ENTRIES SHOWN start

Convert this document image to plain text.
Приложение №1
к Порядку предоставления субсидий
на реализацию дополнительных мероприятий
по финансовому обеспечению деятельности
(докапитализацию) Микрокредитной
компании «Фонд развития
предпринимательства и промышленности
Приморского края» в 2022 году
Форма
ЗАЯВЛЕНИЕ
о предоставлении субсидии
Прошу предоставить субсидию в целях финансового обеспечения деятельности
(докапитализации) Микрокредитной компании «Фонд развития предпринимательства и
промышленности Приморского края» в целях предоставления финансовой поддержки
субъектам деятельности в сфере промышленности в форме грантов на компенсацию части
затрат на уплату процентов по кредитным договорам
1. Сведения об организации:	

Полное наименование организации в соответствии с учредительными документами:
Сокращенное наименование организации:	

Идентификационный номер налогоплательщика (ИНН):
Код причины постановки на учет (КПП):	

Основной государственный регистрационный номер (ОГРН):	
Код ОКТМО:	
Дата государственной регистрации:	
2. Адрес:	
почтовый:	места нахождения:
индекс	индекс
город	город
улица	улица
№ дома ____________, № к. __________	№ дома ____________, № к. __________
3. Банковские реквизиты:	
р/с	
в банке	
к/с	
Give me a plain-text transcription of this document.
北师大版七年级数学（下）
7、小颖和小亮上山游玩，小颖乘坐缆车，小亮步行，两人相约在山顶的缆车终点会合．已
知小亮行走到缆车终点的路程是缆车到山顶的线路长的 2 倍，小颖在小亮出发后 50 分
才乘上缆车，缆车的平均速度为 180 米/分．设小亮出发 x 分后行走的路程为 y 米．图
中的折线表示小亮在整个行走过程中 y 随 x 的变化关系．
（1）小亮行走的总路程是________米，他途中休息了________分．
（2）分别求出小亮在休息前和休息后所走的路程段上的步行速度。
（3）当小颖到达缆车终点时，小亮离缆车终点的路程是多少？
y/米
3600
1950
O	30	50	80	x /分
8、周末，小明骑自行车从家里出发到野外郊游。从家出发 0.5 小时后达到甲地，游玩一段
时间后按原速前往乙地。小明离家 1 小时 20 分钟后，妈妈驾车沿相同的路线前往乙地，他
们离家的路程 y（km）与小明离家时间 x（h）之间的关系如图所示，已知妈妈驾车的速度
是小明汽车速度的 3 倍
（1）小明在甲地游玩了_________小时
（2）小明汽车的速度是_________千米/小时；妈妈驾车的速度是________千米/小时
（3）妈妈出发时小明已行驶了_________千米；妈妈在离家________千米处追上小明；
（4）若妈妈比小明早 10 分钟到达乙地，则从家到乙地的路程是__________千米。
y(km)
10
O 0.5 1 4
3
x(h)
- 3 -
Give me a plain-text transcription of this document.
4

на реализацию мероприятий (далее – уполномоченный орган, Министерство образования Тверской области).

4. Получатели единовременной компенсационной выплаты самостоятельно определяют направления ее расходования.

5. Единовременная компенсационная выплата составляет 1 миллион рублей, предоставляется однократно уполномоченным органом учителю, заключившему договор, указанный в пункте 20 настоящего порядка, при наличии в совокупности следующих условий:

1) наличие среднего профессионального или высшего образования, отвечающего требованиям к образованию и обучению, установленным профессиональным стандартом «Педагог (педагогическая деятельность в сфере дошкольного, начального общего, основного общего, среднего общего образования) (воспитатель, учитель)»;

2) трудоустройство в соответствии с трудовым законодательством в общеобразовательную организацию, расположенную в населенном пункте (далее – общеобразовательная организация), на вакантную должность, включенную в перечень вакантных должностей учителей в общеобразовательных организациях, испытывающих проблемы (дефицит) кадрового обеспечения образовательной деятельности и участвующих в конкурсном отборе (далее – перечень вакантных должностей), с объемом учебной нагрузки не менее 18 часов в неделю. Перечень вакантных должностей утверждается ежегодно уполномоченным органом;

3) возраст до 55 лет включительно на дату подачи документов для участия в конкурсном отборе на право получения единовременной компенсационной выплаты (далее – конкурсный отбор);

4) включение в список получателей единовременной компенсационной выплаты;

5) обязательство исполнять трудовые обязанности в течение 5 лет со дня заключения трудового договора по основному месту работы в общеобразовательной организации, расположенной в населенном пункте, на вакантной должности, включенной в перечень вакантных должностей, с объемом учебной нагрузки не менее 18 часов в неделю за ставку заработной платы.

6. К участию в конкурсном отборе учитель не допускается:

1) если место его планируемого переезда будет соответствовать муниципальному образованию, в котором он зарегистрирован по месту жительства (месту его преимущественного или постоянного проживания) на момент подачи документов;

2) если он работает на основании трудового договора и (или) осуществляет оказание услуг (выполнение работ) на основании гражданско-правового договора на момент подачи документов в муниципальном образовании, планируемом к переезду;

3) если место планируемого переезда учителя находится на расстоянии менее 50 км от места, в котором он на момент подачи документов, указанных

ENTRIES SHOWN end

# [TO BE DONE]
Repeat the material above in full, quoting it exactly.

# [EXERCISE SOLUTION]
Convert this document image to plain text.
Приложение №1
к Порядку предоставления субсидий
на реализацию дополнительных мероприятий
по финансовому обеспечению деятельности
(докапитализацию) Микрокредитной
компании «Фонд развития
предпринимательства и промышленности
Приморского края» в 2022 году
Форма
ЗАЯВЛЕНИЕ
о предоставлении субсидии
Прошу предоставить субсидию в целях финансового обеспечения деятельности
(докапитализации) Микрокредитной компании «Фонд развития предпринимательства и
промышленности Приморского края» в целях предоставления финансовой поддержки
субъектам деятельности в сфере промышленности в форме грантов на компенсацию части
затрат на уплату процентов по кредитным договорам
1. Сведения об организации:	

Полное наименование организации в соответствии с учредительными документами:
Сокращенное наименование организации:	

Идентификационный номер налогоплательщика (ИНН):
Код причины постановки на учет (КПП):	

Основной государственный регистрационный номер (ОГРН):	
Код ОКТМО:	
Дата государственной регистрации:	
2. Адрес:	
почтовый:	места нахождения:
индекс	индекс
город	город
улица	улица
№ дома ____________, № к. __________	№ дома ____________, № к. __________
3. Банковские реквизиты:	
р/с	
в банке	
к/с	
Give me a plain-text transcription of this document.
北师大版七年级数学（下）
7、小颖和小亮上山游玩，小颖乘坐缆车，小亮步行，两人相约在山顶的缆车终点会合．已
知小亮行走到缆车终点的路程是缆车到山顶的线路长的 2 倍，小颖在小亮出发后 50 分
才乘上缆车，缆车的平均速度为 180 米/分．设小亮出发 x 分后行走的路程为 y 米．图
中的折线表示小亮在整个行走过程中 y 随 x 的变化关系．
（1）小亮行走的总路程是________米，他途中休息了________分．
（2）分别求出小亮在休息前和休息后所走的路程段上的步行速度。
（3）当小颖到达缆车终点时，小亮离缆车终点的路程是多少？
y/米
3600
1950
O	30	50	80	x /分
8、周末，小明骑自行车从家里出发到野外郊游。从家出发 0.5 小时后达到甲地，游玩一段
时间后按原速前往乙地。小明离家 1 小时 20 分钟后，妈妈驾车沿相同的路线前往乙地，他
们离家的路程 y（km）与小明离家时间 x（h）之间的关系如图所示，已知妈妈驾车的速度
是小明汽车速度的 3 倍
（1）小明在甲地游玩了_________小时
（2）小明汽车的速度是_________千米/小时；妈妈驾车的速度是________千米/小时
（3）妈妈出发时小明已行驶了_________千米；妈妈在离家________千米处追上小明；
（4）若妈妈比小明早 10 分钟到达乙地，则从家到乙地的路程是__________千米。
y(km)
10
O 0.5 1 4
3
x(h)
- 3 -
Give me a plain-text transcription of this document.
4

на реализацию мероприятий (далее – уполномоченный орган, Министерство образования Тверской области).

4. Получатели единовременной компенсационной выплаты самостоятельно определяют направления ее расходования.

5. Единовременная компенсационная выплата составляет 1 миллион рублей, предоставляется однократно уполномоченным органом учителю, заключившему договор, указанный в пункте 20 настоящего порядка, при наличии в совокупности следующих условий:

1) наличие среднего профессионального или высшего образования, отвечающего требованиям к образованию и обучению, установленным профессиональным стандартом «Педагог (педагогическая деятельность в сфере дошкольного, начального общего, основного общего, среднего общего образования) (воспитатель, учитель)»;

2) трудоустройство в соответствии с трудовым законодательством в общеобразовательную организацию, расположенную в населенном пункте (далее – общеобразовательная организация), на вакантную должность, включенную в перечень вакантных должностей учителей в общеобразовательных организациях, испытывающих проблемы (дефицит) кадрового обеспечения образовательной деятельности и участвующих в конкурсном отборе (далее – перечень вакантных должностей), с объемом учебной нагрузки не менее 18 часов в неделю. Перечень вакантных должностей утверждается ежегодно уполномоченным органом;

3) возраст до 55 лет включительно на дату подачи документов для участия в конкурсном отборе на право получения единовременной компенсационной выплаты (далее – конкурсный отбор);

4) включение в список получателей единовременной компенсационной выплаты;

5) обязательство исполнять трудовые обязанности в течение 5 лет со дня заключения трудового договора по основному месту работы в общеобразовательной организации, расположенной в населенном пункте, на вакантной должности, включенной в перечень вакантных должностей, с объемом учебной нагрузки не менее 18 часов в неделю за ставку заработной платы.

6. К участию в конкурсном отборе учитель не допускается:

1) если место его планируемого переезда будет соответствовать муниципальному образованию, в котором он зарегистрирован по месту жительства (месту его преимущественного или постоянного проживания) на момент подачи документов;

2) если он работает на основании трудового договора и (или) осуществляет оказание услуг (выполнение работ) на основании гражданско-правового договора на момент подачи документов в муниципальном образовании, планируемом к переезду;

3) если место планируемого переезда учителя находится на расстоянии менее 50 км от места, в котором он на момент подачи документов, указанных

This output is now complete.